■ **WHAT THIS TASK INVOLVES**: Pull out the material word for word, starting at its first line and ending at the line that contains "List UI elements". Leave the pictures out.

++++

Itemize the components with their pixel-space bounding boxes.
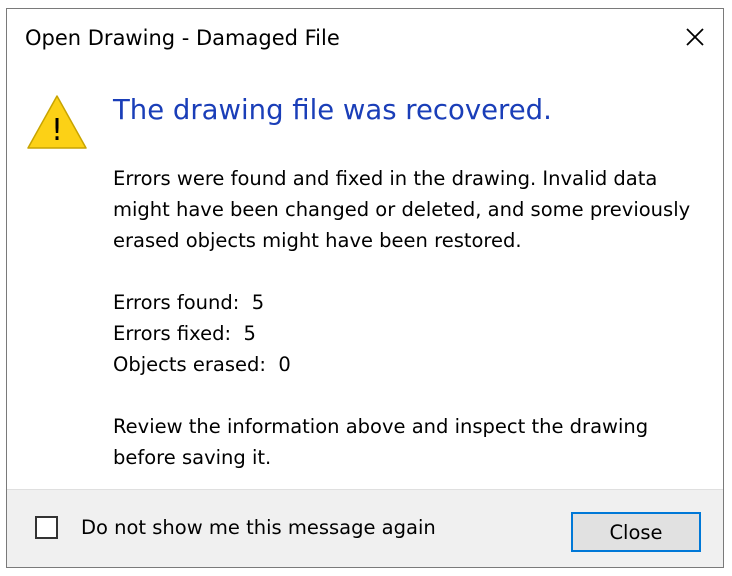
stat-objects-erased: Objects erased: 0 — [113, 349, 711, 380]
dont-show-again-label[interactable]: Do not show me this message again — [81, 516, 436, 539]
stat-label: Objects erased: — [113, 353, 266, 376]
dont-show-again-option[interactable]: Do not show me this message again — [35, 516, 436, 539]
content-area: Errors were found and fixed in the drawi… — [113, 163, 711, 473]
warning-glyph: ! — [51, 113, 63, 148]
description-text: Errors were found and fixed in the drawi… — [113, 167, 691, 252]
stat-value: 5 — [243, 322, 256, 345]
window-title: Open Drawing - Damaged File — [25, 26, 340, 50]
review-text: Review the information above and inspect… — [113, 415, 649, 469]
close-button[interactable]: Close — [571, 512, 701, 552]
dialog-footer: Do not show me this message again Close — [7, 489, 723, 567]
close-x-icon[interactable] — [681, 23, 709, 51]
stat-errors-found: Errors found: 5 — [113, 287, 711, 318]
stat-value: 5 — [251, 291, 265, 314]
main-instruction: The drawing file was recovered. — [113, 94, 552, 126]
dont-show-again-checkbox[interactable] — [35, 516, 58, 539]
stats-list: Errors found: 5 Errors fixed: 5 Objects … — [113, 287, 711, 380]
stat-value: 0 — [278, 353, 291, 376]
title-bar: Open Drawing - Damaged File — [7, 9, 723, 71]
warning-icon: ! — [25, 93, 89, 151]
stat-label: Errors found: — [113, 291, 240, 314]
stat-label: Errors fixed: — [113, 322, 232, 345]
stat-errors-fixed: Errors fixed: 5 — [113, 318, 711, 349]
damaged-file-dialog: Open Drawing - Damaged File ! The drawin… — [6, 8, 724, 568]
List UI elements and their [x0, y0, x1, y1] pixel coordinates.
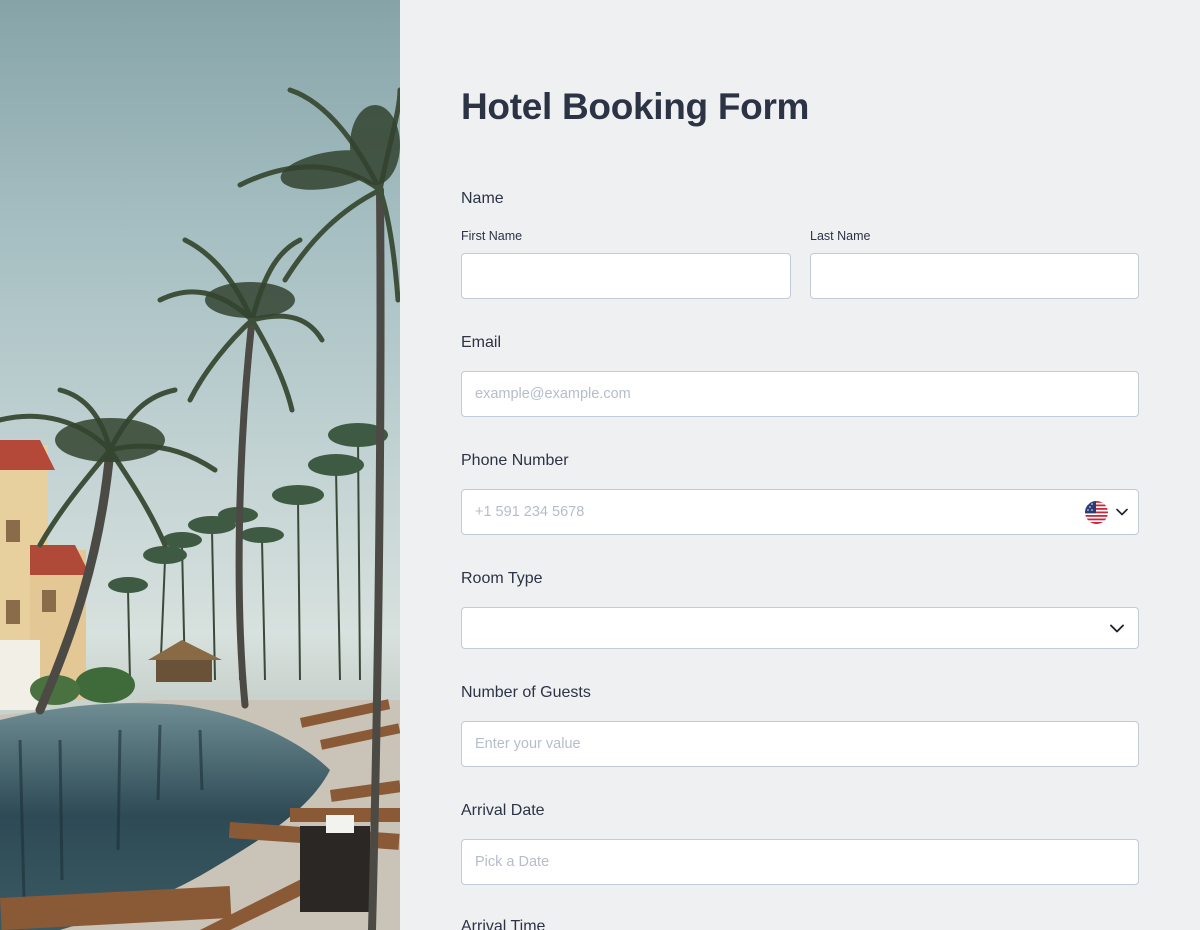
phone-input[interactable]: +1 591 234 5678 [461, 489, 1139, 535]
chevron-down-icon[interactable] [1110, 624, 1124, 633]
email-label: Email [461, 334, 502, 351]
phone-placeholder: +1 591 234 5678 [475, 504, 585, 520]
first-name-label: First Name [461, 229, 523, 243]
guests-placeholder: Enter your value [475, 736, 581, 752]
us-flag-icon[interactable] [1085, 501, 1108, 524]
hero-image [0, 0, 400, 930]
resort-illustration [0, 87, 400, 930]
arrival-time-label: Arrival Time [461, 918, 546, 930]
form-title: Hotel Booking Form [461, 86, 810, 127]
arrival-date-placeholder: Pick a Date [475, 854, 550, 870]
chevron-down-icon[interactable] [1116, 508, 1128, 516]
phone-label: Phone Number [461, 452, 569, 469]
room-type-label: Room Type [461, 570, 543, 587]
email-input[interactable]: example@example.com [461, 371, 1139, 417]
guests-input[interactable]: Enter your value [461, 721, 1139, 767]
last-name-input[interactable] [810, 253, 1139, 299]
arrival-date-label: Arrival Date [461, 802, 545, 819]
email-placeholder: example@example.com [475, 386, 631, 402]
room-type-select[interactable] [461, 607, 1139, 649]
arrival-date-input[interactable]: Pick a Date [461, 839, 1139, 885]
last-name-label: Last Name [810, 229, 871, 243]
guests-label: Number of Guests [461, 684, 591, 701]
name-label: Name [461, 190, 504, 207]
first-name-input[interactable] [461, 253, 791, 299]
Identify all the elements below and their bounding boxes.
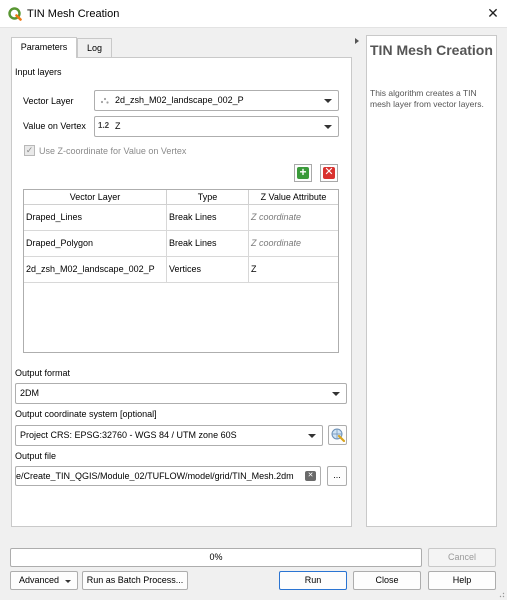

++++

■ **WRITTEN RESPONSE**:
Itemize the components with their pixel-space bounding boxes.
stat-objects-erased: Objects erased: 0 — [113, 349, 711, 380]
dont-show-again-label[interactable]: Do not show me this message again — [81, 516, 436, 539]
stat-label: Objects erased: — [113, 353, 266, 376]
dont-show-again-option[interactable]: Do not show me this message again — [35, 516, 436, 539]
content-area: Errors were found and fixed in the drawi… — [113, 163, 711, 473]
warning-glyph: ! — [51, 113, 63, 148]
description-text: Errors were found and fixed in the drawi… — [113, 167, 691, 252]
stat-value: 5 — [243, 322, 256, 345]
window-title: Open Drawing - Damaged File — [25, 26, 340, 50]
review-text: Review the information above and inspect… — [113, 415, 649, 469]
close-button[interactable]: Close — [571, 512, 701, 552]
dialog-footer: Do not show me this message again Close — [7, 489, 723, 567]
close-x-icon[interactable] — [681, 23, 709, 51]
stat-errors-found: Errors found: 5 — [113, 287, 711, 318]
stat-value: 5 — [251, 291, 265, 314]
main-instruction: The drawing file was recovered. — [113, 94, 552, 126]
dont-show-again-checkbox[interactable] — [35, 516, 58, 539]
stats-list: Errors found: 5 Errors fixed: 5 Objects … — [113, 287, 711, 380]
stat-value: 0 — [278, 353, 291, 376]
title-bar: Open Drawing - Damaged File — [7, 9, 723, 71]
warning-icon: ! — [25, 93, 89, 151]
stat-label: Errors found: — [113, 291, 240, 314]
stat-label: Errors fixed: — [113, 322, 232, 345]
stat-errors-fixed: Errors fixed: 5 — [113, 318, 711, 349]
damaged-file-dialog: Open Drawing - Damaged File ! The drawin… — [6, 8, 724, 568]
List UI elements and their [x0, y0, x1, y1] pixel coordinates.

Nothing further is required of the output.